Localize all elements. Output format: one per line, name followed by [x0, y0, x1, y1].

■ ■ ■ ■ ■

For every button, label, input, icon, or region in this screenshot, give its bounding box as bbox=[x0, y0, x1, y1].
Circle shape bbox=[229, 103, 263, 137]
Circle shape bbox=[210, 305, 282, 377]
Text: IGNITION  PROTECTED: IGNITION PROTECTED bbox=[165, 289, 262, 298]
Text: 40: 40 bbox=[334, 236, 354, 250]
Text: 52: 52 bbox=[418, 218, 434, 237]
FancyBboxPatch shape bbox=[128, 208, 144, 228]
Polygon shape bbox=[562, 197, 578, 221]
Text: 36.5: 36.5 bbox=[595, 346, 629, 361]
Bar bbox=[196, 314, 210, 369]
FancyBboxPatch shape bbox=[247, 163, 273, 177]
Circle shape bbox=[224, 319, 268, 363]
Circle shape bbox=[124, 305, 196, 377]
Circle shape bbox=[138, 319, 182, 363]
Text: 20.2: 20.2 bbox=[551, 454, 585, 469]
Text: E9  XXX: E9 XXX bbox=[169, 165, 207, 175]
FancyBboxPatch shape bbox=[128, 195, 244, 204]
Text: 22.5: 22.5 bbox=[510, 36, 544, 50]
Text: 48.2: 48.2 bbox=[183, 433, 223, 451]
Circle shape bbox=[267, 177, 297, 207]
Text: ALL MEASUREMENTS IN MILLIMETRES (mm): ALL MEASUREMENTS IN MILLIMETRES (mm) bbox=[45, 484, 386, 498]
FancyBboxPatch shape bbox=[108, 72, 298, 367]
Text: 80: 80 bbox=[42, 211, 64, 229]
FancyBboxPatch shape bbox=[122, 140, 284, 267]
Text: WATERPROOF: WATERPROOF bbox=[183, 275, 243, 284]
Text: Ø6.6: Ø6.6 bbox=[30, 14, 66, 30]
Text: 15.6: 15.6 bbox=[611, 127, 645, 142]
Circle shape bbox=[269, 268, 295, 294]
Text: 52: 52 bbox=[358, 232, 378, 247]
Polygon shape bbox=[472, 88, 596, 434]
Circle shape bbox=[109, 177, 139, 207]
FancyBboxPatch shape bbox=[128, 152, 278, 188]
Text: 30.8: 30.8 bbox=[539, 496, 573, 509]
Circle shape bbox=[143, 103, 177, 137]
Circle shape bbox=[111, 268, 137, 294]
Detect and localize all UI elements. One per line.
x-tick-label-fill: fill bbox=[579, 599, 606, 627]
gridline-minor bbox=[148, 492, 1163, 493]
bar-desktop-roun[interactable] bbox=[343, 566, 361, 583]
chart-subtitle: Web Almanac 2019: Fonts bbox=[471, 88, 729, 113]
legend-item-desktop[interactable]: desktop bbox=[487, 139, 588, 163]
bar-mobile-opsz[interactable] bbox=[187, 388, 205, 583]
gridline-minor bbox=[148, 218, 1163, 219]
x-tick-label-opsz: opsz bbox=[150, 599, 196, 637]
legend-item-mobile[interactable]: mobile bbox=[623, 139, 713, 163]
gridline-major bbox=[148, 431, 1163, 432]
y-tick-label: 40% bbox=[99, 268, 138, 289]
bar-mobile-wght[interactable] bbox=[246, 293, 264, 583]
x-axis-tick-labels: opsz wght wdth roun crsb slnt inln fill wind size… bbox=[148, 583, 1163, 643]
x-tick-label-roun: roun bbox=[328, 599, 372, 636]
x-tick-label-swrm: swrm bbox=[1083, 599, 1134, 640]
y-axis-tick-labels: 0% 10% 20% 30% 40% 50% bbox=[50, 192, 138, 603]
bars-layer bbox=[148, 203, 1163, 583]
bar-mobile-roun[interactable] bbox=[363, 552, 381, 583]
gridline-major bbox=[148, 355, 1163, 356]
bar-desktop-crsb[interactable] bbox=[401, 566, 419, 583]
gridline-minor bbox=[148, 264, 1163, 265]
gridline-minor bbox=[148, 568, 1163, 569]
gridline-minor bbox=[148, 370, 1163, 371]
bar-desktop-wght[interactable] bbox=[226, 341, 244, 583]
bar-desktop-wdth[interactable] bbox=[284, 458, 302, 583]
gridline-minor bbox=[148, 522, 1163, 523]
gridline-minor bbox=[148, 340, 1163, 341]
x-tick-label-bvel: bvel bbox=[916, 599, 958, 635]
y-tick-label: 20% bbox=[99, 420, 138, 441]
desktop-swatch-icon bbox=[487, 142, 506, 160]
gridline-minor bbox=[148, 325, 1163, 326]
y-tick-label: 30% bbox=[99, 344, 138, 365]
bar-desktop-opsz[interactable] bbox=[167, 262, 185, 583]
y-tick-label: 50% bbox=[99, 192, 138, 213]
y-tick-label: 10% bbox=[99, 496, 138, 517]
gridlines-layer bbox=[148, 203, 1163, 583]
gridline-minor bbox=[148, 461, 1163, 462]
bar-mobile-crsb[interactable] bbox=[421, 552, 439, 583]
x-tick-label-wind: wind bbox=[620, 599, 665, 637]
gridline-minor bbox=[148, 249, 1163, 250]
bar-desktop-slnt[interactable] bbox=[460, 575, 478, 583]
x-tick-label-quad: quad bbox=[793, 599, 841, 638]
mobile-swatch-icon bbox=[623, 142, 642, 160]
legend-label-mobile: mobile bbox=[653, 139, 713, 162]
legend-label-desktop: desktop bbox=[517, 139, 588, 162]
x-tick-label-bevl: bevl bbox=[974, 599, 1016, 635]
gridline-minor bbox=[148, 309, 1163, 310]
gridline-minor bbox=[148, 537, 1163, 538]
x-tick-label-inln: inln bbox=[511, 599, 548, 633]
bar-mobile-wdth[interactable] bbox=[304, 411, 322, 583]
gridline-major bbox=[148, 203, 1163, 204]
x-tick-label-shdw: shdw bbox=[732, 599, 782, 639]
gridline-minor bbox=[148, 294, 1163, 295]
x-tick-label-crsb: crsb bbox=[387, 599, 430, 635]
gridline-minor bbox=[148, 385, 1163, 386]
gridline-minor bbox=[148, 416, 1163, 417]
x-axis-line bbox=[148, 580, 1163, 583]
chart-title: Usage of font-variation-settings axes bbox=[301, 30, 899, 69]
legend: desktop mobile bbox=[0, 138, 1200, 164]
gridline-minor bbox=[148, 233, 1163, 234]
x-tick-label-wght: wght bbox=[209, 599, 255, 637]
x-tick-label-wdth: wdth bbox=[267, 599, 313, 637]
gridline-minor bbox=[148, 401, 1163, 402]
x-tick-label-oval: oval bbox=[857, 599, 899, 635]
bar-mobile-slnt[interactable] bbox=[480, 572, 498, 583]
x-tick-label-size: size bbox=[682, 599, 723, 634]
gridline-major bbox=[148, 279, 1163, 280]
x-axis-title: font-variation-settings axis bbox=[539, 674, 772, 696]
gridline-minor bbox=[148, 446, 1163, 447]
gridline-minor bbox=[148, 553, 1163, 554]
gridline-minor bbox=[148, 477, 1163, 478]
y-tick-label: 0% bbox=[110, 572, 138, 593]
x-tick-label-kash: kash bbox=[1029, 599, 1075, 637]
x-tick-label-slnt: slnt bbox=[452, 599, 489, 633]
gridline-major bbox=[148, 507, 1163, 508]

■ ■ ■ ■ ■

Your goal:
Express the data between the lines holding "Detect and localize" and "y-tick-label: 10% bbox=[99, 496, 138, 517]", inclusive, as a two-column CSV with the header input,output. Give one row per text and its answer, with the text under input and the answer under output, each in a single quoted field with line breaks replaced by spaces.

Correct output:
input,output
"Detect and localize all UI elements. One per line.","x-tick-label-fill: fill bbox=[579, 599, 606, 627] gridline-minor bbox=[148, 492, 1163, 493] bar-desktop-roun[interactable] bbox=[343, 566, 361, 583] chart-subtitle: Web Almanac 2019: Fonts bbox=[471, 88, 729, 113] legend-item-desktop[interactable]: desktop bbox=[487, 139, 588, 163] bar-mobile-opsz[interactable] bbox=[187, 388, 205, 583] gridline-minor bbox=[148, 218, 1163, 219] x-tick-label-opsz: opsz bbox=[150, 599, 196, 637] legend-item-mobile[interactable]: mobile bbox=[623, 139, 713, 163] gridline-major bbox=[148, 431, 1163, 432] y-tick-label: 40% bbox=[99, 268, 138, 289] bar-mobile-wght[interactable] bbox=[246, 293, 264, 583] x-axis-tick-labels: opsz wght wdth roun crsb slnt inln fill wind size… bbox=[148, 583, 1163, 643] x-tick-label-roun: roun bbox=[328, 599, 372, 636] x-tick-label-swrm: swrm bbox=[1083, 599, 1134, 640] y-axis-tick-labels: 0% 10% 20% 30% 40% 50% bbox=[50, 192, 138, 603] bars-layer bbox=[148, 203, 1163, 583] bar-mobile-roun[interactable] bbox=[363, 552, 381, 583] gridline-major bbox=[148, 355, 1163, 356] bar-desktop-crsb[interactable] bbox=[401, 566, 419, 583] gridline-minor bbox=[148, 264, 1163, 265] gridline-minor bbox=[148, 568, 1163, 569] gridline-minor bbox=[148, 370, 1163, 371] bar-desktop-wght[interactable] bbox=[226, 341, 244, 583] bar-desktop-wdth[interactable] bbox=[284, 458, 302, 583] gridline-minor bbox=[148, 522, 1163, 523] gridline-minor bbox=[148, 340, 1163, 341] x-tick-label-bvel: bvel bbox=[916, 599, 958, 635] y-tick-label: 20% bbox=[99, 420, 138, 441] desktop-swatch-icon bbox=[487, 142, 506, 160] gridline-minor bbox=[148, 325, 1163, 326] y-tick-label: 30% bbox=[99, 344, 138, 365] bar-desktop-opsz[interactable] bbox=[167, 262, 185, 583] y-tick-label: 50% bbox=[99, 192, 138, 213] y-tick-label: 10% bbox=[99, 496, 138, 517]"